= Document passage =
12. A filter-heat exchanger as defined in claim 11 wherein said coiled hollow wire is made of a shaped wire.
13. A filter-heat exchanger as defined in claim 12 wherein said coiled hollow wire is made of a wedge wire.
14. A filter-heat exchanger as defined in claim 11 which further comprises a temperature control means for controlling the temperature of the heating/cooling fluid for controlling the width of the slit of coiled hollow wire.
Description
  • [0001]
    This application is a continuation-in-part of Ser. No. 09/260,524 filed Feb. 26, 1999.
  • BACKGROUND OF THE INVENTION
  • [0002]
    This invention relates to a filter-heat exchanger for use in industrial applications including process, power and pipeline applications.
  • [0003]
    In a process industry, for example, where heating or cooling of fluid to be treated and filtering of the fluid are necessary, the fluid is generally subjected to two separate processing steps of (1) heating or cooling and (2) filtering and therefore two separate systems or apparatus for accomplishing the two steps are required. In some cases this requirement for the two separate systems or apparatus causes difficulty in availability of installment space particularly where the space available for the apparatus is limited.
  • [0004]
    It is, therefore, an object of the invention to provide a device which can eliminate such inconvenience by accomplishing heating or cooling and filtering in one step instead of the conventional two step processing.
  • SUMMARY OF THE INVENTION
  • [0005]
    For achieving the above described object of the invention, there is provided a filter-heat exchanger comprising a plurality of hollow wires arranged in parallel with a slit of a predetermined width formed between adjacent hollow wires, said hollow wires each having an inlet and an outlet for a heating/cooling fluid whereby said heating/cooling fluid flows through said hollow wires and fluid to be filtered flows through said slits from one side of the parallelly arranged hollow wires to the other side thereof.
  • [0006]
    According to the invention, the filter-heat exchanger can accomplish heating or cooling and filtering in one step instead of the conventional two separate steps and, accordingly, space required is drastically saved, apparatus for accomplishing the required processing is simplified and the processing cost is also saved.
  • [0007]
    The hollow wires may be arranged generally in the form of a tube or may be arranged in the form of a flat plate.
  • [0008]
    In one aspect of the invention, the hollow wires are made of shaped wires. Among the shaped wires, a wedge wire is a preferable one. By employing the shaped wires instead of a round tube, (1) the surface area of each wire which comes into contact with the fluid to be filtered increases as compared with the case where a round tube is used, (2) blocking of the slit can be prevented more effectively than in the case of employing the round tube and (3) welding of support rods to the wires are facilitated as compared with the case of employing the round tube.
  • [0009]
    In another aspect of the invention, there is provided a filter-heat exchanger comprising a coiled hollow wire with a helical slit of a predetermined width formed between axially adjacent portions of the hollow wire, said coiled hollow wire having an inlet and an outlet for a heating/cooling fluid whereby said heating/cooling fluid flows through said coiled hollow wire and fluid to be filtered flows through said slit from outside of the coiled hollow wire to inside thereof or vice versa.

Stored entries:
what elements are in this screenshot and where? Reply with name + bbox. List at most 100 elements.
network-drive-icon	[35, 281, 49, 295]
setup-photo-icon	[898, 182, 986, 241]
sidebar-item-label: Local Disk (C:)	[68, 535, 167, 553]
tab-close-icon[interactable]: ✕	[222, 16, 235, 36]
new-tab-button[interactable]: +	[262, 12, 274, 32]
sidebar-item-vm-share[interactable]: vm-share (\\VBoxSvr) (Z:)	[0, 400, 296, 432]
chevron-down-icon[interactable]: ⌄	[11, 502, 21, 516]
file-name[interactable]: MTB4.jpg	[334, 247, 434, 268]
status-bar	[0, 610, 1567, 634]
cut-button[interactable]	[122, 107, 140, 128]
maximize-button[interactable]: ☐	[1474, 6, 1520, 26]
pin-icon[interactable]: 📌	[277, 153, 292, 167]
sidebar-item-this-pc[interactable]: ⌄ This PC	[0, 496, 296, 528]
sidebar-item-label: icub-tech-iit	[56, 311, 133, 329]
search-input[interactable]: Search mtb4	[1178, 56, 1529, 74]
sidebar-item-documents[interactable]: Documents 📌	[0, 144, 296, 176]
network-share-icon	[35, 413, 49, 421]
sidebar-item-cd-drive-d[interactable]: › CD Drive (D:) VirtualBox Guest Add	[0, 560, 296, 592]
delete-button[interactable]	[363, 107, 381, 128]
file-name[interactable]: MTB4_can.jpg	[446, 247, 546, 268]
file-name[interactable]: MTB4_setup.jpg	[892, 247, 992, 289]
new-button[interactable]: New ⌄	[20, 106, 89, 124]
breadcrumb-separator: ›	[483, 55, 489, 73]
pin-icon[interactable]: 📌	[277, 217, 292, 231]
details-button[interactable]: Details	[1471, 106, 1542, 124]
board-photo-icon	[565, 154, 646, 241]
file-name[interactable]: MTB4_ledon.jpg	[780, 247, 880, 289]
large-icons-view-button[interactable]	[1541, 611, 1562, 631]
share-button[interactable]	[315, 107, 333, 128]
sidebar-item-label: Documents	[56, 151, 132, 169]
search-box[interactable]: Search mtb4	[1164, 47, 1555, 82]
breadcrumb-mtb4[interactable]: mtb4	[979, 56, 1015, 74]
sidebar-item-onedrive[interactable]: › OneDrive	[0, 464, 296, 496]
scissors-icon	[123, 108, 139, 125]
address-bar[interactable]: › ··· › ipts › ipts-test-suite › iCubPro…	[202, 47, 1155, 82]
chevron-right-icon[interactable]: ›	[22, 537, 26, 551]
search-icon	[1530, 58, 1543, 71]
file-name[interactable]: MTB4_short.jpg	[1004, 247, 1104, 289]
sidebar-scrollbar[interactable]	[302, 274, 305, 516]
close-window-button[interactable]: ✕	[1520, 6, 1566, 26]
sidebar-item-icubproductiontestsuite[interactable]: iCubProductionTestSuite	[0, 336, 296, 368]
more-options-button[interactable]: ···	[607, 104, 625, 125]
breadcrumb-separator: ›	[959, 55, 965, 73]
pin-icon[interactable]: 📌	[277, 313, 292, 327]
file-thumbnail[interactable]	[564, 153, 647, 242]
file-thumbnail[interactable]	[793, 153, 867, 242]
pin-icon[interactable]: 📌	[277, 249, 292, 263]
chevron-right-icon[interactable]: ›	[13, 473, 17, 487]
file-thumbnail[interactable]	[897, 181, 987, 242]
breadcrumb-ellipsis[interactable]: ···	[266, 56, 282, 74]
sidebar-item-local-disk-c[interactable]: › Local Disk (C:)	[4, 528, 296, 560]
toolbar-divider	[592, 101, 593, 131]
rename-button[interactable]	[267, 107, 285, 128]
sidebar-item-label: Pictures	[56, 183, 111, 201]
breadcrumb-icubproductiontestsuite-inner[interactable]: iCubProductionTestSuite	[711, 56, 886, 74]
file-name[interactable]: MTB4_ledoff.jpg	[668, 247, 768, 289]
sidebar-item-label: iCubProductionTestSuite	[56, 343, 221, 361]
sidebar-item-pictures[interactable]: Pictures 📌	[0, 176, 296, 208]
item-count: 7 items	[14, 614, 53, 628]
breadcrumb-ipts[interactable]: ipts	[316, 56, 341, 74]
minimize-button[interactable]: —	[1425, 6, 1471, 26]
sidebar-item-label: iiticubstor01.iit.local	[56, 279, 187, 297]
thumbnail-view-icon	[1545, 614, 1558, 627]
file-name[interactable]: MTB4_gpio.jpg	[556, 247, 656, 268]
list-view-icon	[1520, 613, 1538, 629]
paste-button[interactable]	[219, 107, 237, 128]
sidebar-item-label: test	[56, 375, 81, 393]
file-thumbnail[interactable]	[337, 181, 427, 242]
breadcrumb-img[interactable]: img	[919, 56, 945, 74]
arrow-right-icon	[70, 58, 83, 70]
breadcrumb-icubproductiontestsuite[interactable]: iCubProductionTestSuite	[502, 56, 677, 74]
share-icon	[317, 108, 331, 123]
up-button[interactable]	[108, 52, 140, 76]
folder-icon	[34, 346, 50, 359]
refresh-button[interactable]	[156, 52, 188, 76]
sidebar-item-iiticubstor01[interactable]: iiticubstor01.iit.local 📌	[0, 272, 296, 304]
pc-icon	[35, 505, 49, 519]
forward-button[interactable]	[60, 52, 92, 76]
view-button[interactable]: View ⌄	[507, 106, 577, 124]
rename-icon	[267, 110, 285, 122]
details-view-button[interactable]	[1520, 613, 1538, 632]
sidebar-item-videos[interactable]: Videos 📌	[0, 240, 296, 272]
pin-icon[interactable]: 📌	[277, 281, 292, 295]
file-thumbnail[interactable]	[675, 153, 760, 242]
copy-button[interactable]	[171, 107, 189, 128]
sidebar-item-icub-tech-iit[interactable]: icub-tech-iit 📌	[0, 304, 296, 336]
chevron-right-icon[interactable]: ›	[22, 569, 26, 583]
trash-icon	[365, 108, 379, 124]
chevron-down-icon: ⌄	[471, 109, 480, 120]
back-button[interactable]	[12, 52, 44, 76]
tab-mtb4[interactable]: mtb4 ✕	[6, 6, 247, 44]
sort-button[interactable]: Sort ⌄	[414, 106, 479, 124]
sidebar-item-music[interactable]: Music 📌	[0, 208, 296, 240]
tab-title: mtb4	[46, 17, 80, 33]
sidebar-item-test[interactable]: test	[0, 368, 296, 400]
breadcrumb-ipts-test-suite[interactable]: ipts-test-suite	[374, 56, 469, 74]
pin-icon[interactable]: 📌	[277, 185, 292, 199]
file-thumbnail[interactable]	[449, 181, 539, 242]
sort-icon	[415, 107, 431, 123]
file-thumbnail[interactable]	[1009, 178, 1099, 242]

= Given request =
Please answer these questions from the filter-heat exchanger text:
1. Of which application is this one a continuation-in-part?
2. Which shaped wire is named as a preferable one?
3. In what two forms may the hollow wires be arranged?

= Finished exercise =
1. Ser. No. 09/260,524, filed Feb. 26, 1999.
2. A wedge wire.
3. Generally in the form of a tube, or in the form of a flat plate.